(Entries taken from a collection)

──────

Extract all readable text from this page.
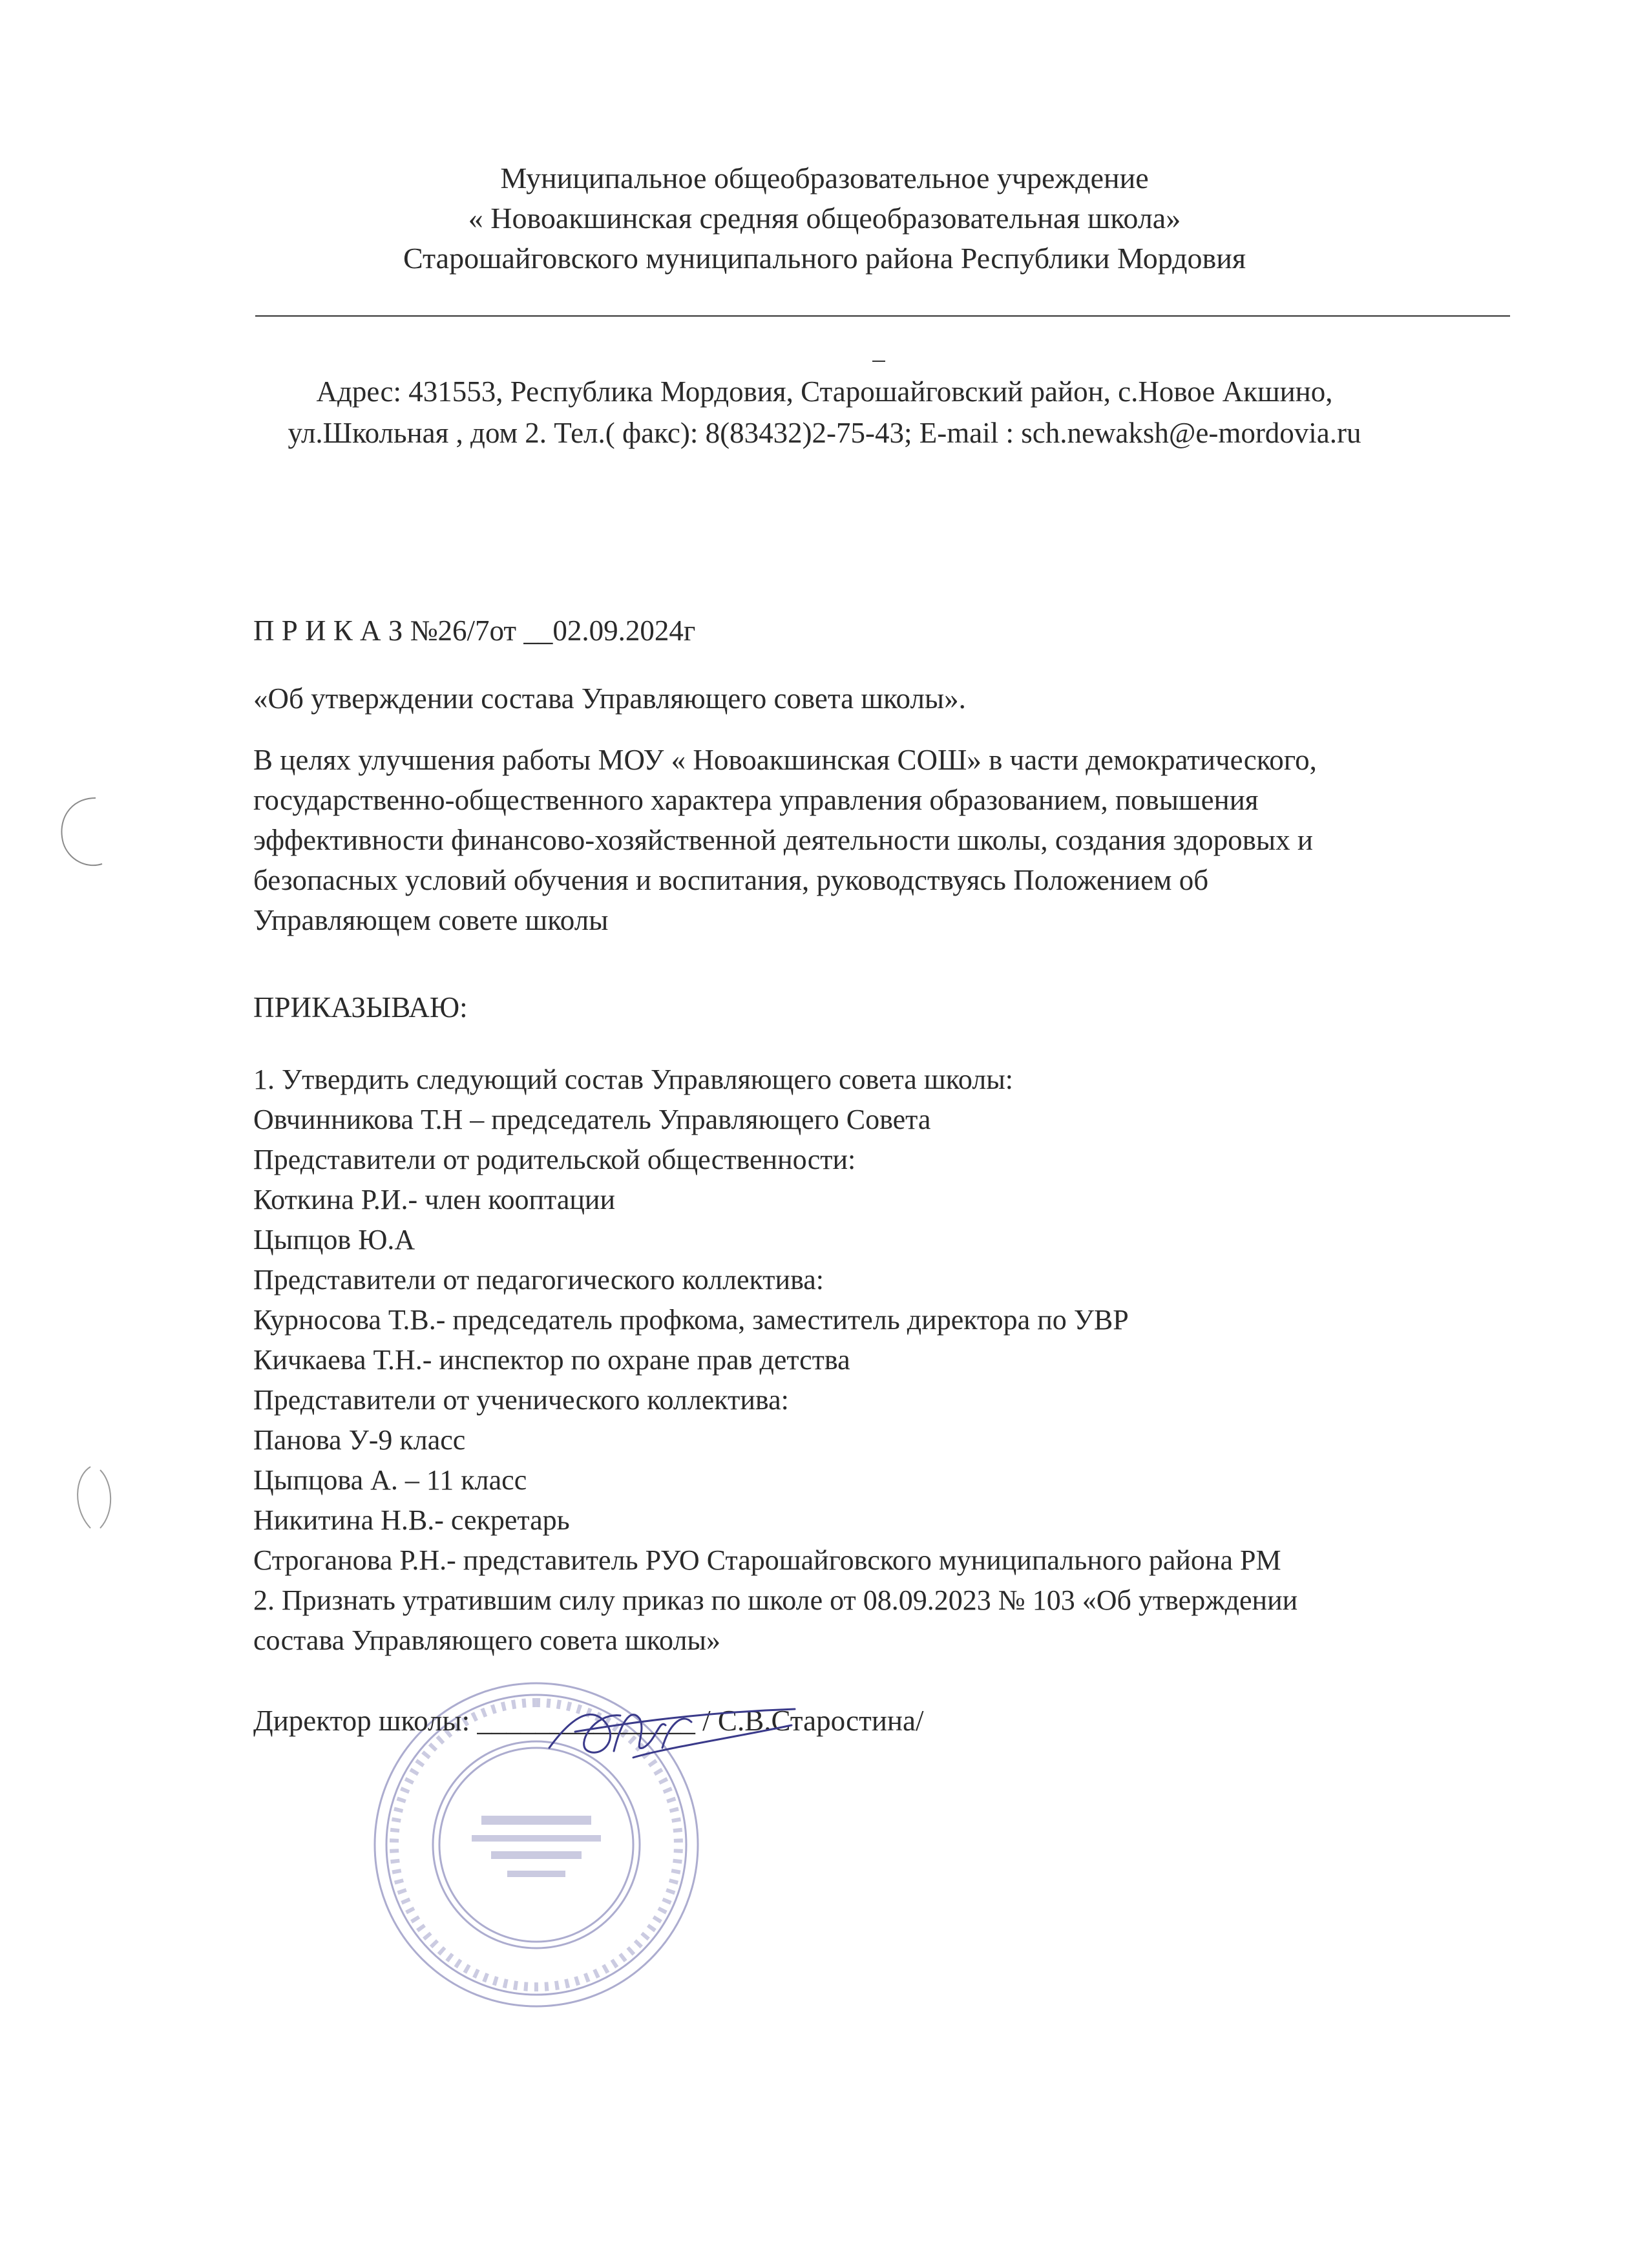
Муниципальное общеобразовательное учреждение
« Новоакшинская средняя общеобразовательная школа»
Старошайговского муниципального района Республики Мордовия
Адрес: 431553, Республика Мордовия, Старошайговский район, с.Новое Акшино,
ул.Школьная , дом 2. Тел.( факс): 8(83432)2-75-43; E-mail : sch.newaksh@e-mordovia.ru
П Р И К А З №26/7от __02.09.2024г
«Об утверждении состава Управляющего совета школы».
В целях улучшения работы МОУ « Новоакшинская СОШ» в части демократического,
государственно-общественного характера управления образованием, повышения
эффективности финансово-хозяйственной деятельности школы, создания здоровых и
безопасных условий обучения и воспитания, руководствуясь Положением об
Управляющем совете школы
ПРИКАЗЫВАЮ:
1. Утвердить следующий состав Управляющего совета школы:
Овчинникова Т.Н – председатель Управляющего Совета
Представители от родительской общественности:
Коткина Р.И.- член кооптации
Цыпцов Ю.А
Представители от педагогического коллектива:
Курносова Т.В.- председатель профкома, заместитель директора по УВР
Кичкаева Т.Н.- инспектор по охране прав детства
Представители от ученического коллектива:
Панова У-9 класс
Цыпцова А. – 11 класс
Никитина Н.В.- секретарь
Строганова Р.Н.- представитель РУО Старошайговского муниципального района РМ
2. Признать утратившим силу приказ по школе от 08.09.2023 № 103 «Об утверждении
состава Управляющего совета школы»
Директор школы: _______________ / С.В.Старостина/
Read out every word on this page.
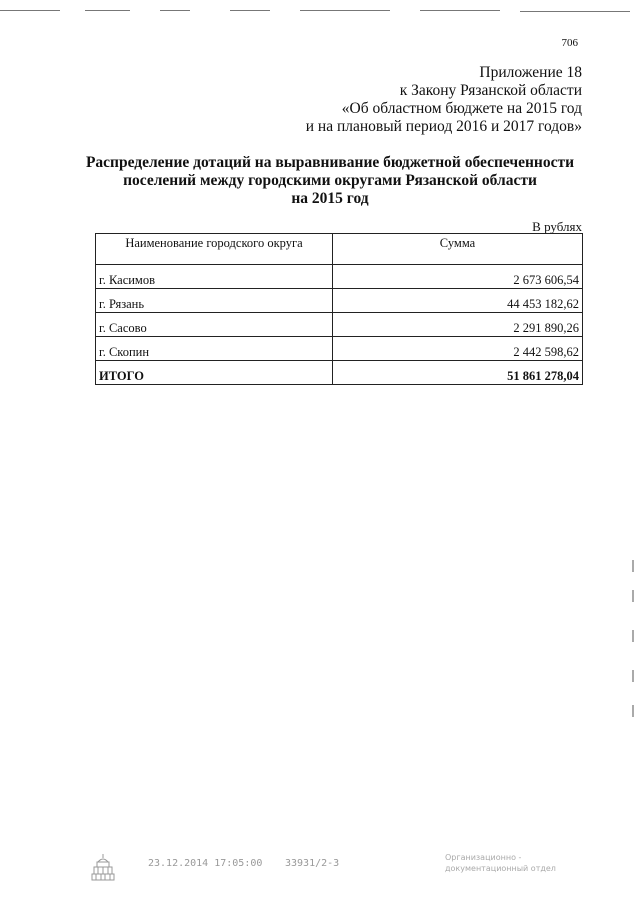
706
Приложение 18
к Закону Рязанской области
«Об областном бюджете на 2015 год
и на плановый период 2016 и 2017 годов»
Распределение дотаций на выравнивание бюджетной обеспеченности
поселений между городскими округами Рязанской области
на 2015 год
В рублях
Наименование городского округа	Сумма
г. Касимов	2 673 606,54
г. Рязань	44 453 182,62
г. Сасово	2 291 890,26
г. Скопин	2 442 598,62
ИТОГО	51 861 278,04
23.12.2014 17:05:00 33931/2-3
Организационно -
документационный отдел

──────

• _WHAT NEEDS TO BE DONE_:
Write the entries above out again exactly, but not the pictures.

• _PROBLEM SOLUTION_:
Extract all readable text from this page.
Муниципальное общеобразовательное учреждение
« Новоакшинская средняя общеобразовательная школа»
Старошайговского муниципального района Республики Мордовия
Адрес: 431553, Республика Мордовия, Старошайговский район, с.Новое Акшино,
ул.Школьная , дом 2. Тел.( факс): 8(83432)2-75-43; E-mail : sch.newaksh@e-mordovia.ru
П Р И К А З №26/7от __02.09.2024г
«Об утверждении состава Управляющего совета школы».
В целях улучшения работы МОУ « Новоакшинская СОШ» в части демократического,
государственно-общественного характера управления образованием, повышения
эффективности финансово-хозяйственной деятельности школы, создания здоровых и
безопасных условий обучения и воспитания, руководствуясь Положением об
Управляющем совете школы
ПРИКАЗЫВАЮ:
1. Утвердить следующий состав Управляющего совета школы:
Овчинникова Т.Н – председатель Управляющего Совета
Представители от родительской общественности:
Коткина Р.И.- член кооптации
Цыпцов Ю.А
Представители от педагогического коллектива:
Курносова Т.В.- председатель профкома, заместитель директора по УВР
Кичкаева Т.Н.- инспектор по охране прав детства
Представители от ученического коллектива:
Панова У-9 класс
Цыпцова А. – 11 класс
Никитина Н.В.- секретарь
Строганова Р.Н.- представитель РУО Старошайговского муниципального района РМ
2. Признать утратившим силу приказ по школе от 08.09.2023 № 103 «Об утверждении
состава Управляющего совета школы»
Директор школы: _______________ / С.В.Старостина/
Read out every word on this page.
706
Приложение 18
к Закону Рязанской области
«Об областном бюджете на 2015 год
и на плановый период 2016 и 2017 годов»
Распределение дотаций на выравнивание бюджетной обеспеченности
поселений между городскими округами Рязанской области
на 2015 год
В рублях
Наименование городского округа	Сумма
г. Касимов	2 673 606,54
г. Рязань	44 453 182,62
г. Сасово	2 291 890,26
г. Скопин	2 442 598,62
ИТОГО	51 861 278,04
23.12.2014 17:05:00 33931/2-3
Организационно -
документационный отдел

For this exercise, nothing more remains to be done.